SUPPLIED RECORDS
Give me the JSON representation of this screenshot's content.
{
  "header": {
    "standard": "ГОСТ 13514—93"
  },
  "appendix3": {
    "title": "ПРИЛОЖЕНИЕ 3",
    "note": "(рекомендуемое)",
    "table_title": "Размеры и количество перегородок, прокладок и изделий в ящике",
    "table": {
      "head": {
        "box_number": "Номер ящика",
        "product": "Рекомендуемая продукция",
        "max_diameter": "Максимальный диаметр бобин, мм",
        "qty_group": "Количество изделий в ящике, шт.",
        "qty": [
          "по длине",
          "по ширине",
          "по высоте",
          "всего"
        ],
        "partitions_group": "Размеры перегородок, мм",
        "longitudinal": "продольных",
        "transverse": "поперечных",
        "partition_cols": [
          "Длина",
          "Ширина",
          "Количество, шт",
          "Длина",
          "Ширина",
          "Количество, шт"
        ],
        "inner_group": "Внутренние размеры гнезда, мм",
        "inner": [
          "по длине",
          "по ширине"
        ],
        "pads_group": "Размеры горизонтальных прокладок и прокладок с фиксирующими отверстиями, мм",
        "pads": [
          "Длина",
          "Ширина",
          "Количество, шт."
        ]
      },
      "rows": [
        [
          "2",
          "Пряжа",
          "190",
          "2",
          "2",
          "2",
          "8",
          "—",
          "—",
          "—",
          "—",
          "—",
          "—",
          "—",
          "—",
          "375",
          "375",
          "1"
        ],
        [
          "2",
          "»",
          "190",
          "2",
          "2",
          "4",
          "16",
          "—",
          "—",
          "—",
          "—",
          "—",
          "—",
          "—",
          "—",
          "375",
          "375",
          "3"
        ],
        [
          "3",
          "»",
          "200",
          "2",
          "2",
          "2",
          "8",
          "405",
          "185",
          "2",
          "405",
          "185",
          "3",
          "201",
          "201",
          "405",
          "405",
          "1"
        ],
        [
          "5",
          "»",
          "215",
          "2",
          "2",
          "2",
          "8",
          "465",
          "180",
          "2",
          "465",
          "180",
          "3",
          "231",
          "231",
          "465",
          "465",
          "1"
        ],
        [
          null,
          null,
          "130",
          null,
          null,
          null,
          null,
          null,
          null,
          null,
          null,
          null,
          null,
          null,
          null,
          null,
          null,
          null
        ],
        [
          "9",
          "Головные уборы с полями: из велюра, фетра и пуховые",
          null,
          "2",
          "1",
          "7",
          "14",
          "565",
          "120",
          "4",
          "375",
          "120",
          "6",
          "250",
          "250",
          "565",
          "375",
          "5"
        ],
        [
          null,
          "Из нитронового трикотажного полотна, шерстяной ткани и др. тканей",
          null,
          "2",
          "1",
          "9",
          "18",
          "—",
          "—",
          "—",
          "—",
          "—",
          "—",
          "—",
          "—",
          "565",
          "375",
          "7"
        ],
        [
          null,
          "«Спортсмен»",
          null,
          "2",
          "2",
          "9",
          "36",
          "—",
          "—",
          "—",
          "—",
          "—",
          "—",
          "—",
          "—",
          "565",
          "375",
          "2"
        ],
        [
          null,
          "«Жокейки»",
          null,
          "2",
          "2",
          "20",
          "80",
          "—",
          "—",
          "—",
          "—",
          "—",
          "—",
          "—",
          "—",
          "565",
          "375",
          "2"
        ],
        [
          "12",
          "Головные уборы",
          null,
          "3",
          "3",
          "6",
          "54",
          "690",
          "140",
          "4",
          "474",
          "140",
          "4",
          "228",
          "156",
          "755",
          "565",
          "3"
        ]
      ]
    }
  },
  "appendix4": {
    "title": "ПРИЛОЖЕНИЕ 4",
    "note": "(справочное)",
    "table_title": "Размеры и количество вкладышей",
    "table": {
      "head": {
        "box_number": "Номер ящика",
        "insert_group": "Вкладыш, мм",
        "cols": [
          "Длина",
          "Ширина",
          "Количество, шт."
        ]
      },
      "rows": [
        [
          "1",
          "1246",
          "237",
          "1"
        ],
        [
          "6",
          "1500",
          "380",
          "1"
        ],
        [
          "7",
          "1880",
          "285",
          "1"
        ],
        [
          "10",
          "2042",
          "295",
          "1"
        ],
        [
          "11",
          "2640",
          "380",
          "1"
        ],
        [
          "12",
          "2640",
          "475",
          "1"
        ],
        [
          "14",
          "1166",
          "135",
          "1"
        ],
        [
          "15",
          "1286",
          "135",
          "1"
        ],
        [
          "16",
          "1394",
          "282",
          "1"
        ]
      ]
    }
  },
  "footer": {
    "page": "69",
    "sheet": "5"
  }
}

OBJECTIVE
Reproduce each line of the material above precisely.

OUTPUT OF THE TASK
Give me the JSON representation of this screenshot's content.
{
  "header": {
    "standard": "ГОСТ 13514—93"
  },
  "appendix3": {
    "title": "ПРИЛОЖЕНИЕ 3",
    "note": "(рекомендуемое)",
    "table_title": "Размеры и количество перегородок, прокладок и изделий в ящике",
    "table": {
      "head": {
        "box_number": "Номер ящика",
        "product": "Рекомендуемая продукция",
        "max_diameter": "Максимальный диаметр бобин, мм",
        "qty_group": "Количество изделий в ящике, шт.",
        "qty": [
          "по длине",
          "по ширине",
          "по высоте",
          "всего"
        ],
        "partitions_group": "Размеры перегородок, мм",
        "longitudinal": "продольных",
        "transverse": "поперечных",
        "partition_cols": [
          "Длина",
          "Ширина",
          "Количество, шт",
          "Длина",
          "Ширина",
          "Количество, шт"
        ],
        "inner_group": "Внутренние размеры гнезда, мм",
        "inner": [
          "по длине",
          "по ширине"
        ],
        "pads_group": "Размеры горизонтальных прокладок и прокладок с фиксирующими отверстиями, мм",
        "pads": [
          "Длина",
          "Ширина",
          "Количество, шт."
        ]
      },
      "rows": [
        [
          "2",
          "Пряжа",
          "190",
          "2",
          "2",
          "2",
          "8",
          "—",
          "—",
          "—",
          "—",
          "—",
          "—",
          "—",
          "—",
          "375",
          "375",
          "1"
        ],
        [
          "2",
          "»",
          "190",
          "2",
          "2",
          "4",
          "16",
          "—",
          "—",
          "—",
          "—",
          "—",
          "—",
          "—",
          "—",
          "375",
          "375",
          "3"
        ],
        [
          "3",
          "»",
          "200",
          "2",
          "2",
          "2",
          "8",
          "405",
          "185",
          "2",
          "405",
          "185",
          "3",
          "201",
          "201",
          "405",
          "405",
          "1"
        ],
        [
          "5",
          "»",
          "215",
          "2",
          "2",
          "2",
          "8",
          "465",
          "180",
          "2",
          "465",
          "180",
          "3",
          "231",
          "231",
          "465",
          "465",
          "1"
        ],
        [
          null,
          null,
          "130",
          null,
          null,
          null,
          null,
          null,
          null,
          null,
          null,
          null,
          null,
          null,
          null,
          null,
          null,
          null
        ],
        [
          "9",
          "Головные уборы с полями: из велюра, фетра и пуховые",
          null,
          "2",
          "1",
          "7",
          "14",
          "565",
          "120",
          "4",
          "375",
          "120",
          "6",
          "250",
          "250",
          "565",
          "375",
          "5"
        ],
        [
          null,
          "Из нитронового трикотажного полотна, шерстяной ткани и др. тканей",
          null,
          "2",
          "1",
          "9",
          "18",
          "—",
          "—",
          "—",
          "—",
          "—",
          "—",
          "—",
          "—",
          "565",
          "375",
          "7"
        ],
        [
          null,
          "«Спортсмен»",
          null,
          "2",
          "2",
          "9",
          "36",
          "—",
          "—",
          "—",
          "—",
          "—",
          "—",
          "—",
          "—",
          "565",
          "375",
          "2"
        ],
        [
          null,
          "«Жокейки»",
          null,
          "2",
          "2",
          "20",
          "80",
          "—",
          "—",
          "—",
          "—",
          "—",
          "—",
          "—",
          "—",
          "565",
          "375",
          "2"
        ],
        [
          "12",
          "Головные уборы",
          null,
          "3",
          "3",
          "6",
          "54",
          "690",
          "140",
          "4",
          "474",
          "140",
          "4",
          "228",
          "156",
          "755",
          "565",
          "3"
        ]
      ]
    }
  },
  "appendix4": {
    "title": "ПРИЛОЖЕНИЕ 4",
    "note": "(справочное)",
    "table_title": "Размеры и количество вкладышей",
    "table": {
      "head": {
        "box_number": "Номер ящика",
        "insert_group": "Вкладыш, мм",
        "cols": [
          "Длина",
          "Ширина",
          "Количество, шт."
        ]
      },
      "rows": [
        [
          "1",
          "1246",
          "237",
          "1"
        ],
        [
          "6",
          "1500",
          "380",
          "1"
        ],
        [
          "7",
          "1880",
          "285",
          "1"
        ],
        [
          "10",
          "2042",
          "295",
          "1"
        ],
        [
          "11",
          "2640",
          "380",
          "1"
        ],
        [
          "12",
          "2640",
          "475",
          "1"
        ],
        [
          "14",
          "1166",
          "135",
          "1"
        ],
        [
          "15",
          "1286",
          "135",
          "1"
        ],
        [
          "16",
          "1394",
          "282",
          "1"
        ]
      ]
    }
  },
  "footer": {
    "page": "69",
    "sheet": "5"
  }
}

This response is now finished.